Every line that holds the string "ylabel" is to be identified and copied.

[Figure contents as structured data]
###
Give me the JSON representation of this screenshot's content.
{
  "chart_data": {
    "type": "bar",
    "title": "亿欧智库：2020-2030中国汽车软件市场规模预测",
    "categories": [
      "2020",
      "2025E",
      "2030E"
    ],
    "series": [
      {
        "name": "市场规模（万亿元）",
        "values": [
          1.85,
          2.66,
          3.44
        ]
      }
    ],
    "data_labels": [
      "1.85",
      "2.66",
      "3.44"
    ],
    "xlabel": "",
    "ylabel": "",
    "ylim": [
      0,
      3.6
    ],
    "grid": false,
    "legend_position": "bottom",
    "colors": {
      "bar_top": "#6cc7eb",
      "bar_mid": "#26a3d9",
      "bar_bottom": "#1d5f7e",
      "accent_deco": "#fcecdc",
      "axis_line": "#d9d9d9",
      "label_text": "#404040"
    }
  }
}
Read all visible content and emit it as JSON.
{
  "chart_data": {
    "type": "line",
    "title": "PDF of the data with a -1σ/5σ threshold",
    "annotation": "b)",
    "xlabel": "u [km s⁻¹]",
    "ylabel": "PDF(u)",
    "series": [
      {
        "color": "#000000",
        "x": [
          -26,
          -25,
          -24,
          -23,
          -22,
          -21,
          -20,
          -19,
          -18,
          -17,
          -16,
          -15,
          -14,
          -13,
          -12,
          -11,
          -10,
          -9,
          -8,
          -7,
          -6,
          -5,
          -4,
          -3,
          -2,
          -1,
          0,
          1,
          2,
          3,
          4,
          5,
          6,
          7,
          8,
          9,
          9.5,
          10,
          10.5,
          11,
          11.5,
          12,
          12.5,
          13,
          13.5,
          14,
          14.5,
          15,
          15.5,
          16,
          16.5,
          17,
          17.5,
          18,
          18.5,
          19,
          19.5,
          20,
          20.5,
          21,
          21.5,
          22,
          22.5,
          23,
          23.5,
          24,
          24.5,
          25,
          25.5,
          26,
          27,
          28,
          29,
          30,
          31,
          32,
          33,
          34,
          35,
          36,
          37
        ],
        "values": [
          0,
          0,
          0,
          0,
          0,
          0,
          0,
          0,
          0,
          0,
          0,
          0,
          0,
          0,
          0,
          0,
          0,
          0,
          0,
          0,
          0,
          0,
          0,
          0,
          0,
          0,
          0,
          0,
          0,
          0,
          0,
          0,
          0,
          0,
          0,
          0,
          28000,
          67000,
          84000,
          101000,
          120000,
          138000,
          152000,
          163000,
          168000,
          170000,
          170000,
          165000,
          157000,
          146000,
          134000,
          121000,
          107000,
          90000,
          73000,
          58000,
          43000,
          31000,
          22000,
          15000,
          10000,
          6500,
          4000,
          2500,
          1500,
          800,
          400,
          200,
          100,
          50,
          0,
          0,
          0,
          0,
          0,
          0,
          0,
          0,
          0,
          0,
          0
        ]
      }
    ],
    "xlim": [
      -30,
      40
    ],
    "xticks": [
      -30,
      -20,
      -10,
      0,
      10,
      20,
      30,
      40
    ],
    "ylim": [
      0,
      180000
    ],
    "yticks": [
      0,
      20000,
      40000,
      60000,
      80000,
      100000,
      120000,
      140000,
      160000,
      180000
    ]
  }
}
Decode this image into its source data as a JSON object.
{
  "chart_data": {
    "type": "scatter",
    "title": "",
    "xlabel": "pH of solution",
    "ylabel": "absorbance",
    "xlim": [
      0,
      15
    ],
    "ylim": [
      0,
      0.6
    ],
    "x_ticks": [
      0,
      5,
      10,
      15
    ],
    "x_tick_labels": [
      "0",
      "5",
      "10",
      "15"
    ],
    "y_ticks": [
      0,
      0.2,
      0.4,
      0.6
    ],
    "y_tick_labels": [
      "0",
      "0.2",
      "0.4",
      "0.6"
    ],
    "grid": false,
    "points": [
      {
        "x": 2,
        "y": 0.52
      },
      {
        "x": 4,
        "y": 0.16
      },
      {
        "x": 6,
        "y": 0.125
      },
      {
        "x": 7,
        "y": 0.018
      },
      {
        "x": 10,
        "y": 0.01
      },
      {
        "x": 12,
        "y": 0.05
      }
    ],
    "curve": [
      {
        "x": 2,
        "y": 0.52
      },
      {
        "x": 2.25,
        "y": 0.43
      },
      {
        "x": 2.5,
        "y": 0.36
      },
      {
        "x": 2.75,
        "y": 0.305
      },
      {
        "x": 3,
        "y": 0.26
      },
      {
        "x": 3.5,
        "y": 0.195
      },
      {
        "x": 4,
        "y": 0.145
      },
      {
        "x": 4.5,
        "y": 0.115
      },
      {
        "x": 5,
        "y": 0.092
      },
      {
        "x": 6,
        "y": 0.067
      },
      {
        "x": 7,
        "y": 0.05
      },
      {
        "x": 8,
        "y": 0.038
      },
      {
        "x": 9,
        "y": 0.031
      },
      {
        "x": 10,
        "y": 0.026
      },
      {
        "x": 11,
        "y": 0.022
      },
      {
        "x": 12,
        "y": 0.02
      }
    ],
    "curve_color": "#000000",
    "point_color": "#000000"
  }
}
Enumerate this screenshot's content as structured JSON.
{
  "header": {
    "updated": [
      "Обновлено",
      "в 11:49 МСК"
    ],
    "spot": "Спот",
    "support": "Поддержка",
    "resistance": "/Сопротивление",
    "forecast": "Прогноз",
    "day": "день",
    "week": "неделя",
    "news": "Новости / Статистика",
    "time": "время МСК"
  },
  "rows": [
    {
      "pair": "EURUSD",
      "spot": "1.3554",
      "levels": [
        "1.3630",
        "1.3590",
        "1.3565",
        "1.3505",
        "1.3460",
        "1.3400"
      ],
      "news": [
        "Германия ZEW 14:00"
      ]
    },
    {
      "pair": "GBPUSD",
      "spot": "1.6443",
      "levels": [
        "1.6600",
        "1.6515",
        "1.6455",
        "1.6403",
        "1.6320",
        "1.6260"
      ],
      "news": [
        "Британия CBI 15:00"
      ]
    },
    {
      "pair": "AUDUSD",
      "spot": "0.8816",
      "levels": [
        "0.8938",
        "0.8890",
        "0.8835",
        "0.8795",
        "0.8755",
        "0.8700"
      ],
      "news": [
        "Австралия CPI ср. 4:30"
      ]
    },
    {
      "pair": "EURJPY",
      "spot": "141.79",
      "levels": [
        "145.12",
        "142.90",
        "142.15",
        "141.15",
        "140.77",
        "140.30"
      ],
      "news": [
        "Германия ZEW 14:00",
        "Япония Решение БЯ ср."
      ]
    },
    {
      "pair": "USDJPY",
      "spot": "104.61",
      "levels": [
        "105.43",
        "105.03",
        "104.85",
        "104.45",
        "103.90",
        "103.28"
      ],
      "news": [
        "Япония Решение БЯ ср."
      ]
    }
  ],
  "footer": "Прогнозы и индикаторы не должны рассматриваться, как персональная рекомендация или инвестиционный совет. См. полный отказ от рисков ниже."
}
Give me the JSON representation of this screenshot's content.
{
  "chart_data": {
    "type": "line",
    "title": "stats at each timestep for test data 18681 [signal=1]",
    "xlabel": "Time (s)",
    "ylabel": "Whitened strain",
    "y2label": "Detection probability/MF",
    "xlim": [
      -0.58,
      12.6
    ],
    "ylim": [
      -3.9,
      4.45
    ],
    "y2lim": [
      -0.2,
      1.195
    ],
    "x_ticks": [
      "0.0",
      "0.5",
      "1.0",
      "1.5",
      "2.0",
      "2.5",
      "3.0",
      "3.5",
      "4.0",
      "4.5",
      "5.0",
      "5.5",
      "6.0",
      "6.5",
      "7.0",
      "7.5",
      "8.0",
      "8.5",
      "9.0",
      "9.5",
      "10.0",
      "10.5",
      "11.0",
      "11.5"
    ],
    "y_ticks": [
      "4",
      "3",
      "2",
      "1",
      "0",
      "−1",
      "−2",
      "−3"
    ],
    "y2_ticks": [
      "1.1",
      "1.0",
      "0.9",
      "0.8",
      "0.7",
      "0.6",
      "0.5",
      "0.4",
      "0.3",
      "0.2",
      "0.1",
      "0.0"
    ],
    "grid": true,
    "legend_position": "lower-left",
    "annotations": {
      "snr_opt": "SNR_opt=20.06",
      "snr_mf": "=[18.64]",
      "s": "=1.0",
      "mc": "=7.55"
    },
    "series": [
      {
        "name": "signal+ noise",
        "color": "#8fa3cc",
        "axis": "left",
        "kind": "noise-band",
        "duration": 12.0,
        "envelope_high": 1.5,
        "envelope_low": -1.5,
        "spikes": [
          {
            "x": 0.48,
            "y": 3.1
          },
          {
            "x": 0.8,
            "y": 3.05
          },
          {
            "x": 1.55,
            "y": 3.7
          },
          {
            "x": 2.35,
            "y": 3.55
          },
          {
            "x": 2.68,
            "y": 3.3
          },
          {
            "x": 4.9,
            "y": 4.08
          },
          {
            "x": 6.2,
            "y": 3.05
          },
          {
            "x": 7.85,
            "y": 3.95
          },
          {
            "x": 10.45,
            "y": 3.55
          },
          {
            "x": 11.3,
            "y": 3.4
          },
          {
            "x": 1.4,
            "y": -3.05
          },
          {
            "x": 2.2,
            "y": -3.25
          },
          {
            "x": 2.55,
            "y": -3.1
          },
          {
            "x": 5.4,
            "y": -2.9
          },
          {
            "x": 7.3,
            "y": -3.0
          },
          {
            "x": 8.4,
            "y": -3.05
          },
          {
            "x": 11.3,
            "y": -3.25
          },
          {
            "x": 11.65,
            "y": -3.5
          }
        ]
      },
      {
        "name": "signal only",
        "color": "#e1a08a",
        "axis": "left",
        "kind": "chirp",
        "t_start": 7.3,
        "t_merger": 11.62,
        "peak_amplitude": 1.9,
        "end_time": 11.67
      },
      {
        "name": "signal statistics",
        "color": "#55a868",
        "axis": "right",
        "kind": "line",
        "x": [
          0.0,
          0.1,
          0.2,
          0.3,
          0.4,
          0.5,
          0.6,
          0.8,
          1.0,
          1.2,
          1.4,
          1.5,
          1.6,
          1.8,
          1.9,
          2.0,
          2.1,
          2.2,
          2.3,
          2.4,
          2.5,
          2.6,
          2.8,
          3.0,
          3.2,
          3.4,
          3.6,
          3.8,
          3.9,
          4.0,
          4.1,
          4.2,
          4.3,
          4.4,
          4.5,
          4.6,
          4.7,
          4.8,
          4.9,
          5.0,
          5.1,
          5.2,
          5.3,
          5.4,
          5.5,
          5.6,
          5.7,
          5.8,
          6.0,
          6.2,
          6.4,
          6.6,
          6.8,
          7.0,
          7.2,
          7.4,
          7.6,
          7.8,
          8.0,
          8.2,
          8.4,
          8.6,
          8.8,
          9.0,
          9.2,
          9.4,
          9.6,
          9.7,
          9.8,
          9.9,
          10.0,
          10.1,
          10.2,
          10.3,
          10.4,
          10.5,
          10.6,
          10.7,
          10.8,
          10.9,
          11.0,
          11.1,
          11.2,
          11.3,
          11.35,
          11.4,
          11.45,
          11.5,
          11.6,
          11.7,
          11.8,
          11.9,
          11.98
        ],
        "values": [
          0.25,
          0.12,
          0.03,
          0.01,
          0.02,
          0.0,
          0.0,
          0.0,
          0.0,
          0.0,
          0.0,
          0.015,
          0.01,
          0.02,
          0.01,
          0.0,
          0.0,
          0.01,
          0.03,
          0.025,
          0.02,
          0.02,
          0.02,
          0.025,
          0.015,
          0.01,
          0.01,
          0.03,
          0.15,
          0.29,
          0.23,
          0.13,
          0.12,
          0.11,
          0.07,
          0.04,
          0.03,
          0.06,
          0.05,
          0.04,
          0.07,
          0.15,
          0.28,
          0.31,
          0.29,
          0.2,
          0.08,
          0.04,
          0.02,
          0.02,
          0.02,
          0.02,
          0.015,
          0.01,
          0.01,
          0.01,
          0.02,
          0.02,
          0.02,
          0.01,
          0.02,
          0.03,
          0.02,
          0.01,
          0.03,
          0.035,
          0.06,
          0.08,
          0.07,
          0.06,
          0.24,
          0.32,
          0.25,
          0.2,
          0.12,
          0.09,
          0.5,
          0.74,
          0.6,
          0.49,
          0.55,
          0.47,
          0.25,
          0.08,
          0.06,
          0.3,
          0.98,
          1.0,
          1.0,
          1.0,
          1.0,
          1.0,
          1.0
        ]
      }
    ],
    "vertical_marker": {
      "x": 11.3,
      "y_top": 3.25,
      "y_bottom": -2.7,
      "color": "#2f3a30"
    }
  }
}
###
● **Answer for this exercise**
    "ylabel": "",
    "ylabel": "PDF(u)",
    "ylabel": "absorbance",
    "ylabel": "Whitened strain",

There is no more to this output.